[Stored data entries]

= = = = =

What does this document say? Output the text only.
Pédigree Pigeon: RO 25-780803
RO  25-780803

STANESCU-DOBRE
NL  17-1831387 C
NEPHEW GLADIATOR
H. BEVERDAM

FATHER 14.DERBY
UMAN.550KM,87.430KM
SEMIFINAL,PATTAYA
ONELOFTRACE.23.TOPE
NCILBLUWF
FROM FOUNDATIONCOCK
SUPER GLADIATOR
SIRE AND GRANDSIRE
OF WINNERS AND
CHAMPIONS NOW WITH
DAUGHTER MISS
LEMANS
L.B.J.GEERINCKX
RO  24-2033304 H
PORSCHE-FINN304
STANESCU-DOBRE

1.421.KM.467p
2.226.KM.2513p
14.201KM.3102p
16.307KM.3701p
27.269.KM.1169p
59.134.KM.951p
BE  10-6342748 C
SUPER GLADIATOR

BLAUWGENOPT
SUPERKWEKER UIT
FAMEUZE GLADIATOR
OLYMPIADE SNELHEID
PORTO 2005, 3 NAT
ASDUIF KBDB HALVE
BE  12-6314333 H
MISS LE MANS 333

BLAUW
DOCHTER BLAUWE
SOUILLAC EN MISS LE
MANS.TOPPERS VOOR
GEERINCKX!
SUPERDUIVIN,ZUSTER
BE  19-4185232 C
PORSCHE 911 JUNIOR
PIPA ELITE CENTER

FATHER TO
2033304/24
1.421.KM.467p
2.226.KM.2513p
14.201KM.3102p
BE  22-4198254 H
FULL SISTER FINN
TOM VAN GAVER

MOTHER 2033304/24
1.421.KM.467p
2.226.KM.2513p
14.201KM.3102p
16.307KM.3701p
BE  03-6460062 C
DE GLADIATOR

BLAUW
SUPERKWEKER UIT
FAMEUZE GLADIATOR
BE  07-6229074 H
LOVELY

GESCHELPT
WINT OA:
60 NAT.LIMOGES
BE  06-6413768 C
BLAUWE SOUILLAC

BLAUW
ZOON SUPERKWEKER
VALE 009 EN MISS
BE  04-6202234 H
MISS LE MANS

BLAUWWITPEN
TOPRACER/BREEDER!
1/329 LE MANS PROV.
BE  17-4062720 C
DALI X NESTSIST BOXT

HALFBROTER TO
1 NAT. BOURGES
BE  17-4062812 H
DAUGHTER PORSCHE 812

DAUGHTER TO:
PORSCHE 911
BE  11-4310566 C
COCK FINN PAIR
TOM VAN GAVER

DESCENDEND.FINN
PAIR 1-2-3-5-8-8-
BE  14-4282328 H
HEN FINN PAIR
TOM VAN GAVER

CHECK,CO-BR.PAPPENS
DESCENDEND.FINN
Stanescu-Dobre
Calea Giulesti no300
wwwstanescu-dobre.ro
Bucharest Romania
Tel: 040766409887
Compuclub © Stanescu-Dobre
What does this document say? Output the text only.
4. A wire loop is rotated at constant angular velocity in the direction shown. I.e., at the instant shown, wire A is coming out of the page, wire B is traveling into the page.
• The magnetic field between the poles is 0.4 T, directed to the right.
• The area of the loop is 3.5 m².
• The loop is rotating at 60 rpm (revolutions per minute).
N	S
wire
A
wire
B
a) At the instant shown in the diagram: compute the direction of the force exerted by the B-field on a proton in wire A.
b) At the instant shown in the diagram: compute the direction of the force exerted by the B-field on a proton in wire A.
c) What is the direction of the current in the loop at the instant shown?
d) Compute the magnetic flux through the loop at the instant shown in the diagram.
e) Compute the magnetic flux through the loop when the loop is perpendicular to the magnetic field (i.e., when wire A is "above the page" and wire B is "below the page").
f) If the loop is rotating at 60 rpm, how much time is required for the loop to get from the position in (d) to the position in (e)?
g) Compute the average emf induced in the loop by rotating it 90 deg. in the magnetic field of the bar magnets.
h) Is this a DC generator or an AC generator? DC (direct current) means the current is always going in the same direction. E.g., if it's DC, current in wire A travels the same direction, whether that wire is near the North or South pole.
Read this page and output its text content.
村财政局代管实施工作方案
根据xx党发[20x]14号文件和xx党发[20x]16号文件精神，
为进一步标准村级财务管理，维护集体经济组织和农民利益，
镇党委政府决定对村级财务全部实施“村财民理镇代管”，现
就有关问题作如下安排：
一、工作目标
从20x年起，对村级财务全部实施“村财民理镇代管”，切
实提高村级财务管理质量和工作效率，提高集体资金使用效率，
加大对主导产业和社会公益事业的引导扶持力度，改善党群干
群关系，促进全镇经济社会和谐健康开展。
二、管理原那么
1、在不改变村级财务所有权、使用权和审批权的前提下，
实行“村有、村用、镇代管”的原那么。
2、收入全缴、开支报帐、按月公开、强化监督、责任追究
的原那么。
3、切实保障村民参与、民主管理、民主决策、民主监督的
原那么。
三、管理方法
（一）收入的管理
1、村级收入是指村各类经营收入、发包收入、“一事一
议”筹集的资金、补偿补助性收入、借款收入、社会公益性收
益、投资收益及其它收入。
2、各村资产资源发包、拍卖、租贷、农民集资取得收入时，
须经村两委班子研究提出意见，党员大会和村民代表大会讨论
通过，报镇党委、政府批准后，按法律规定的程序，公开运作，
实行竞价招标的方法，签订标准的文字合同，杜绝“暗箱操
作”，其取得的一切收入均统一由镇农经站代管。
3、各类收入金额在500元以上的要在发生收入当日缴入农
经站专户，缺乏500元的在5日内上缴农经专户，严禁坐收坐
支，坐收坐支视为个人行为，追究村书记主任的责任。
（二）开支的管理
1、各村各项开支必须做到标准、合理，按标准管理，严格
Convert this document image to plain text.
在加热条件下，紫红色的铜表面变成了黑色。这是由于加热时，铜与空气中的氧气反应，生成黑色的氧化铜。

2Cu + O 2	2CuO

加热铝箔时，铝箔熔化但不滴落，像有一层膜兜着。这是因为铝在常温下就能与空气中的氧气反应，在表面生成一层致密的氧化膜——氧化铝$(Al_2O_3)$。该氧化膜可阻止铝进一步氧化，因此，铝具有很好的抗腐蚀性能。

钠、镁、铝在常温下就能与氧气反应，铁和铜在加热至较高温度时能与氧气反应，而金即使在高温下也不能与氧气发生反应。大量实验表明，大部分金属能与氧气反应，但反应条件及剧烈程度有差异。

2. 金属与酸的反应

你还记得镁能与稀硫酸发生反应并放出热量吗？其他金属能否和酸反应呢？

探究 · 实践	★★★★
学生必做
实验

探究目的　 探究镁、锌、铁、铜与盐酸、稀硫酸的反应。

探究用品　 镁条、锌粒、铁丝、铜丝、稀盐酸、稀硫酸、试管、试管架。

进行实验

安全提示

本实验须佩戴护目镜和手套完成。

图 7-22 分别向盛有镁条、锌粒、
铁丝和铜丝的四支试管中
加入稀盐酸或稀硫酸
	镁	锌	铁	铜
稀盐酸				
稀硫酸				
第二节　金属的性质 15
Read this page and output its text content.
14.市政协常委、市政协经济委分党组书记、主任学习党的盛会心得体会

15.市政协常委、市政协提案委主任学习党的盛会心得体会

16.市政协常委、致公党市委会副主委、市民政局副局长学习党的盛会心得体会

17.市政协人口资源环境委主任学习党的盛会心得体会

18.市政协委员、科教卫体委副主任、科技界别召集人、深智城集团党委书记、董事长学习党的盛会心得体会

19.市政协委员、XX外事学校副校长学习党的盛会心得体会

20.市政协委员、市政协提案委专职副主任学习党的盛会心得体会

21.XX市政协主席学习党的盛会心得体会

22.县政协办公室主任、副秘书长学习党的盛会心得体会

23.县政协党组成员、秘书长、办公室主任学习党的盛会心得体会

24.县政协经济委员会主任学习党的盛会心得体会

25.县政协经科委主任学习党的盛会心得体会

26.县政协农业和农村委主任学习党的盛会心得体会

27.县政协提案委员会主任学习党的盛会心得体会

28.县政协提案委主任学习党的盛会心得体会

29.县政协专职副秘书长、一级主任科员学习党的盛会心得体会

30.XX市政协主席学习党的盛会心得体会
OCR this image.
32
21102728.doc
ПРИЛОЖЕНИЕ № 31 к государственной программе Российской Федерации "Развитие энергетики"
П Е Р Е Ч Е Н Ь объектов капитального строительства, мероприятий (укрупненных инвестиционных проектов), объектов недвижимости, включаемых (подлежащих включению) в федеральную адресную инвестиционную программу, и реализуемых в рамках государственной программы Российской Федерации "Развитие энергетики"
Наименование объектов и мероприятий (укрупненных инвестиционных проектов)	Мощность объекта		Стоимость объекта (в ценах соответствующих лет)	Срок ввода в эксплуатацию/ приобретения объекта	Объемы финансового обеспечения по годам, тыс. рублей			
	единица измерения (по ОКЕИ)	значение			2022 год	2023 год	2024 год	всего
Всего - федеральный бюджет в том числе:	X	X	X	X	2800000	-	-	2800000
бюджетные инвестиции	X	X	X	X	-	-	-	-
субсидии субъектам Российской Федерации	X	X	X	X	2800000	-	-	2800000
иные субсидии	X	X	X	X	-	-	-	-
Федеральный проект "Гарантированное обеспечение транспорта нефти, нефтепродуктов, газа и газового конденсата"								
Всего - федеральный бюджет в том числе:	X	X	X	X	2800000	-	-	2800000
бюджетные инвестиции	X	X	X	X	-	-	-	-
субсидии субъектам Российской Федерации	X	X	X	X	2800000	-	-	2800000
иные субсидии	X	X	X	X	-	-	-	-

= = = = =

What you should do
Look through the entries above and count each line holding "this"; report the count alone.

Written response
7